• REQUIRED TASK: Wherever the word "Воздержаться" appears in a line, copy that line.

[Data entries]
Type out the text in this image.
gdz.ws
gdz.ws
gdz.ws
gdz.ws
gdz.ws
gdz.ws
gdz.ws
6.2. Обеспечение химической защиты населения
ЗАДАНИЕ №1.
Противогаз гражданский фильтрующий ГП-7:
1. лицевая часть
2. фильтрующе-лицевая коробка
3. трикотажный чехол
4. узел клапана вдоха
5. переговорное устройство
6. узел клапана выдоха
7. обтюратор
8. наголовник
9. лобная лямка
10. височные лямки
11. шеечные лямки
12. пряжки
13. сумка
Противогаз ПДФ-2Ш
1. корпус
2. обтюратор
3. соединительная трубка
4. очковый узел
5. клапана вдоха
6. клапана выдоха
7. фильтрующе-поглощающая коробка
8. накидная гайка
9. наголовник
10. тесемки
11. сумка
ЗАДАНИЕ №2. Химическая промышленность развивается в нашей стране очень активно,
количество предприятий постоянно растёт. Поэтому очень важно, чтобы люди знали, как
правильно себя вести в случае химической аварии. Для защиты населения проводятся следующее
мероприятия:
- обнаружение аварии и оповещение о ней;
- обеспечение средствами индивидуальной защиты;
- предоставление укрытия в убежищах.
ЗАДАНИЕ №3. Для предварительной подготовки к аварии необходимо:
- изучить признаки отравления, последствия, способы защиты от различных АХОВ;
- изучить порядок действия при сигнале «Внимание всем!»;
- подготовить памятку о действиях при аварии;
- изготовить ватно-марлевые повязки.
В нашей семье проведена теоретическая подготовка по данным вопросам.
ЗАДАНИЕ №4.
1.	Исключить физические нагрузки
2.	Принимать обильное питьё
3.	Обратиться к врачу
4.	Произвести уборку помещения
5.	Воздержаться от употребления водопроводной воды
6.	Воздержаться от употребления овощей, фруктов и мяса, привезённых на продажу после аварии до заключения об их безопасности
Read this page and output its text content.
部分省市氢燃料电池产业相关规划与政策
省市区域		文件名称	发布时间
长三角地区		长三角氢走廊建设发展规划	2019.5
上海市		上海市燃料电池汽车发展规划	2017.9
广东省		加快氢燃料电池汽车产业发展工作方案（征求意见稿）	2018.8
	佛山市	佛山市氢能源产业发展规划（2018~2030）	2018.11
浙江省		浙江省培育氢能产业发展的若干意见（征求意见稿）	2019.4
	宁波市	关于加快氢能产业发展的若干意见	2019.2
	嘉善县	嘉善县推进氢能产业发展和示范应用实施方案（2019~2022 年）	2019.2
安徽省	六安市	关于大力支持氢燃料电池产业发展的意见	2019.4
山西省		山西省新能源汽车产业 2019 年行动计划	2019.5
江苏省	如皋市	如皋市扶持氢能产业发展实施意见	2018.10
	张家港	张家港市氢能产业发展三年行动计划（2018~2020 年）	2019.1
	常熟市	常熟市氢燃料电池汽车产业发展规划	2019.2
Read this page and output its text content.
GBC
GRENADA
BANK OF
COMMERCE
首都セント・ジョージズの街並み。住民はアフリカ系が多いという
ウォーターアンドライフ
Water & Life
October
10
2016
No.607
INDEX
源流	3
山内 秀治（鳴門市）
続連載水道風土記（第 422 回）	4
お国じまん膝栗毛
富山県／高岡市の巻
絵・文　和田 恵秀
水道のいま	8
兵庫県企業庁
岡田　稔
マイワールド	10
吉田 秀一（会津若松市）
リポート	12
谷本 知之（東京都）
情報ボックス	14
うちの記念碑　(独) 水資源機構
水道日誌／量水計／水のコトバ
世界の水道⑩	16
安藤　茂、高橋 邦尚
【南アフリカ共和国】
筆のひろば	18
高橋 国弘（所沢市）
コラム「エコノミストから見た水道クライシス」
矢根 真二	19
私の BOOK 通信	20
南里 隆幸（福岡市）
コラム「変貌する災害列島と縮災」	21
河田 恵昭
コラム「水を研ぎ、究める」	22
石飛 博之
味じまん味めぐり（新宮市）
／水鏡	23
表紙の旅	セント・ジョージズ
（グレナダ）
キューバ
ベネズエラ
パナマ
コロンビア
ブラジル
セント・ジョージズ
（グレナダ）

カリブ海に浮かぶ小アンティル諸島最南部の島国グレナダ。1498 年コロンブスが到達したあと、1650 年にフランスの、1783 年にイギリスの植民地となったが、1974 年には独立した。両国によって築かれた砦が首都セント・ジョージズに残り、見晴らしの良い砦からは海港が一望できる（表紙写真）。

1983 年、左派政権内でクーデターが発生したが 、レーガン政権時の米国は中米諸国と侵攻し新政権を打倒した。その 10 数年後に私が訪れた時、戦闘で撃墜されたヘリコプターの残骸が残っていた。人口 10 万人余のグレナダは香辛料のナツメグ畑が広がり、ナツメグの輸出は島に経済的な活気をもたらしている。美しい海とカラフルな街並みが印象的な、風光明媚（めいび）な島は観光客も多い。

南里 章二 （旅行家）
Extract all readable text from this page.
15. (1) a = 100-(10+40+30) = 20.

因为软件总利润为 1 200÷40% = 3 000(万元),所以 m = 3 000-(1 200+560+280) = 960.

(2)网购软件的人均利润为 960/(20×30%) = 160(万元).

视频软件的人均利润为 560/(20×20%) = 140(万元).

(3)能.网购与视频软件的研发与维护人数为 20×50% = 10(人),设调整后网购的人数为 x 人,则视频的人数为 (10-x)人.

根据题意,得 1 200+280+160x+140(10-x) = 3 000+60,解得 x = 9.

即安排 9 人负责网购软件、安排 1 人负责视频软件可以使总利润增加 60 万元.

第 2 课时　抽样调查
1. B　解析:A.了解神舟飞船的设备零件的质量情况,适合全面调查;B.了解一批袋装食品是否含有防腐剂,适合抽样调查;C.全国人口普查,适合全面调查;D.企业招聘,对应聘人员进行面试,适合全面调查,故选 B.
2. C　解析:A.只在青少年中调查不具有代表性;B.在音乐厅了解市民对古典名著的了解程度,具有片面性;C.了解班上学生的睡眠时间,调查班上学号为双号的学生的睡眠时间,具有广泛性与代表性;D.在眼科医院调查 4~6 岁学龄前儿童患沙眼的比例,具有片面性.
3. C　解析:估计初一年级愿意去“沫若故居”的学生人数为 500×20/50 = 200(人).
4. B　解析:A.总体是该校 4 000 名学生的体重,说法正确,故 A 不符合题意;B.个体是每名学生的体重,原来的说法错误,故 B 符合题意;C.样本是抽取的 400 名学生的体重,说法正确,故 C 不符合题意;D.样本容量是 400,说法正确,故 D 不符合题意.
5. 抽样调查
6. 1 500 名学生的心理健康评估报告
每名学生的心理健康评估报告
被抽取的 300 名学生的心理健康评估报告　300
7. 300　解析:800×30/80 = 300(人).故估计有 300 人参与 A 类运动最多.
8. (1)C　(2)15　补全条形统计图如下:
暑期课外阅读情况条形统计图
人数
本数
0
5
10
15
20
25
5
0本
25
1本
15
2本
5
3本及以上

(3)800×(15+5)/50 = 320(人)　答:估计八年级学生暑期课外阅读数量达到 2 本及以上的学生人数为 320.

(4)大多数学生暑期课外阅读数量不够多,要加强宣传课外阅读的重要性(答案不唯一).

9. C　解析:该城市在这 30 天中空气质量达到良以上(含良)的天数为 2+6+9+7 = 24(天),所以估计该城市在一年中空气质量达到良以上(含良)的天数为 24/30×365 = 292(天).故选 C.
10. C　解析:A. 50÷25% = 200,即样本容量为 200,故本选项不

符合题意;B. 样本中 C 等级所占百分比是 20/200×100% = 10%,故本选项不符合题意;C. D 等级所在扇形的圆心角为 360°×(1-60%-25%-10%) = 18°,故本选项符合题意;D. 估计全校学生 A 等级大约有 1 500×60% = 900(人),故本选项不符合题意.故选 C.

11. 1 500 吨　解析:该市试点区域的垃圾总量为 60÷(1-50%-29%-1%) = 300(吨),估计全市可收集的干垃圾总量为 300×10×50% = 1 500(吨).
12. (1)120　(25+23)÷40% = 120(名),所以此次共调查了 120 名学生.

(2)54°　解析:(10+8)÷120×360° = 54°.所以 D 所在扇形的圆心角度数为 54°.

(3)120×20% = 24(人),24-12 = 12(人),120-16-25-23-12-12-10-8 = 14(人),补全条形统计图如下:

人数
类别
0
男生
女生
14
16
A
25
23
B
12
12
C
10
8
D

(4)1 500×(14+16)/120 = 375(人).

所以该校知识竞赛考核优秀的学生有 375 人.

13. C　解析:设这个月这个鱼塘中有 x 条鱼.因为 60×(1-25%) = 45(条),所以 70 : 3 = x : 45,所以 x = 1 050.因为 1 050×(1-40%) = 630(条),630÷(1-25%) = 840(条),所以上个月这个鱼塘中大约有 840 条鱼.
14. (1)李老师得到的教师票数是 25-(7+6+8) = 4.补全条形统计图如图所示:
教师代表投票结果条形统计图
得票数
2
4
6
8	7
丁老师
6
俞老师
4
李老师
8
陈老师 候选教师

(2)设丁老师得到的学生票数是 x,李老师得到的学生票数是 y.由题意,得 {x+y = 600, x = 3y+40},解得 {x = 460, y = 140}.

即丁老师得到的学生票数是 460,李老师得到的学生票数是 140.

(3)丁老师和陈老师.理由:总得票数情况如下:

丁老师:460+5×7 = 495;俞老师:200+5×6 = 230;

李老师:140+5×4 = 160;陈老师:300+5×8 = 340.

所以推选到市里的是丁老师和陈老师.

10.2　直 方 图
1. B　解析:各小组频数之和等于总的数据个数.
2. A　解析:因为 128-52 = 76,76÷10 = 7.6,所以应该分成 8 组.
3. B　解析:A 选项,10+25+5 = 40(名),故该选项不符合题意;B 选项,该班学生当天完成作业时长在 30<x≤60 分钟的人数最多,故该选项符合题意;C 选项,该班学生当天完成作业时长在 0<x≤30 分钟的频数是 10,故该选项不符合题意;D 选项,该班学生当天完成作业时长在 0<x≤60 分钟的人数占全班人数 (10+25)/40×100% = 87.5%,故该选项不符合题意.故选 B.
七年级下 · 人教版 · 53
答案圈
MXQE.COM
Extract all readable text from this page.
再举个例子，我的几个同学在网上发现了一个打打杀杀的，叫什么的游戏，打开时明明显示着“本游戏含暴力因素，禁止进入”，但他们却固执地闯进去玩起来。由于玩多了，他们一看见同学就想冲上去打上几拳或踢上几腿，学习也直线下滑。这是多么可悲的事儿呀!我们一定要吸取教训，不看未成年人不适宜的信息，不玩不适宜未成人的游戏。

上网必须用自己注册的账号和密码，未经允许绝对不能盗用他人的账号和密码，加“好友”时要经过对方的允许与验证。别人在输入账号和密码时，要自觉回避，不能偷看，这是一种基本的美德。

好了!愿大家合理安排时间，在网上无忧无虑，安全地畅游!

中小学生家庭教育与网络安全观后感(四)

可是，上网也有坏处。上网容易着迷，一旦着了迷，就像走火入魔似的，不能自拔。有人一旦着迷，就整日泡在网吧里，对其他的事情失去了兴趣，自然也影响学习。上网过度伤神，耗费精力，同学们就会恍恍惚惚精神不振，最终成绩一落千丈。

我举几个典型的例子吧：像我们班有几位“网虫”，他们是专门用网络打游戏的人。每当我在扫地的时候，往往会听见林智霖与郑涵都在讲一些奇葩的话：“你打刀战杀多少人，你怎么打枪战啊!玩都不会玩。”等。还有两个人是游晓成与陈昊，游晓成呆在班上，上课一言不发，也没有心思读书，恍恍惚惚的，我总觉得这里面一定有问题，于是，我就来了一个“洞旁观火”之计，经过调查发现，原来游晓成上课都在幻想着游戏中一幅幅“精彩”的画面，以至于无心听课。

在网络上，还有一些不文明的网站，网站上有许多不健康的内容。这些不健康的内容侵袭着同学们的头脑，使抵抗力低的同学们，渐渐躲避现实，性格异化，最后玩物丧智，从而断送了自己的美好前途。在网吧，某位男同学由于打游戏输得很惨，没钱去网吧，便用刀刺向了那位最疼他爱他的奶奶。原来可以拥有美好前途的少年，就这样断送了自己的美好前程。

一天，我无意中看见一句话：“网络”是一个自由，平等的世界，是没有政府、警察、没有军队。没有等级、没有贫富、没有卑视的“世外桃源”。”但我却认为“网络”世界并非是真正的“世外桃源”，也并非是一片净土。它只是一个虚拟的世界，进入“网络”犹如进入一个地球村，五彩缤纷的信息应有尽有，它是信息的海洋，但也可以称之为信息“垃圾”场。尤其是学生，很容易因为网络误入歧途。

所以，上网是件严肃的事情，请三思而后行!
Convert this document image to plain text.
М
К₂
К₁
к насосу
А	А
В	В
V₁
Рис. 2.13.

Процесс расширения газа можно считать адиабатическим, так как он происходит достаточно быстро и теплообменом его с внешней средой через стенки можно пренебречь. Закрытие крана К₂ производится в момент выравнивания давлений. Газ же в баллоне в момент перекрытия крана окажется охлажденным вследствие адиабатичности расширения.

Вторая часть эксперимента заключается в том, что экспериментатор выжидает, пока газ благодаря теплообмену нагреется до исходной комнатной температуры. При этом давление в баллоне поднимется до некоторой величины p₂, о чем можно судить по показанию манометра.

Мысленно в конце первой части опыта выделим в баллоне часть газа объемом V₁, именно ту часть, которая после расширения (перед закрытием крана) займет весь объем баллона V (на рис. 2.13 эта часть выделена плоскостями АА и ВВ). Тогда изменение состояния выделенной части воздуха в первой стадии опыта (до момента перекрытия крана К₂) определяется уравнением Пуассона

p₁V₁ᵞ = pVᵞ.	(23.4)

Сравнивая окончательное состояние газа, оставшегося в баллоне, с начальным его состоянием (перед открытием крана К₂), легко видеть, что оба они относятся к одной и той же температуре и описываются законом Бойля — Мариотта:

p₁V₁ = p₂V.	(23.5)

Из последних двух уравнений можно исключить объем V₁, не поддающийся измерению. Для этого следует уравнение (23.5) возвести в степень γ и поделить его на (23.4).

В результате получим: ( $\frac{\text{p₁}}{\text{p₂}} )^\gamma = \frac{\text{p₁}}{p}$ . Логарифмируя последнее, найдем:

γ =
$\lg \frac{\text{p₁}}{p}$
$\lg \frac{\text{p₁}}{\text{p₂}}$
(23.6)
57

• TASK OUTPUT:
5.	Воздержаться от употребления водопроводной воды
6.	Воздержаться от употребления овощей, фруктов и мяса, привезённых на продажу после аварии до заключения об их безопасности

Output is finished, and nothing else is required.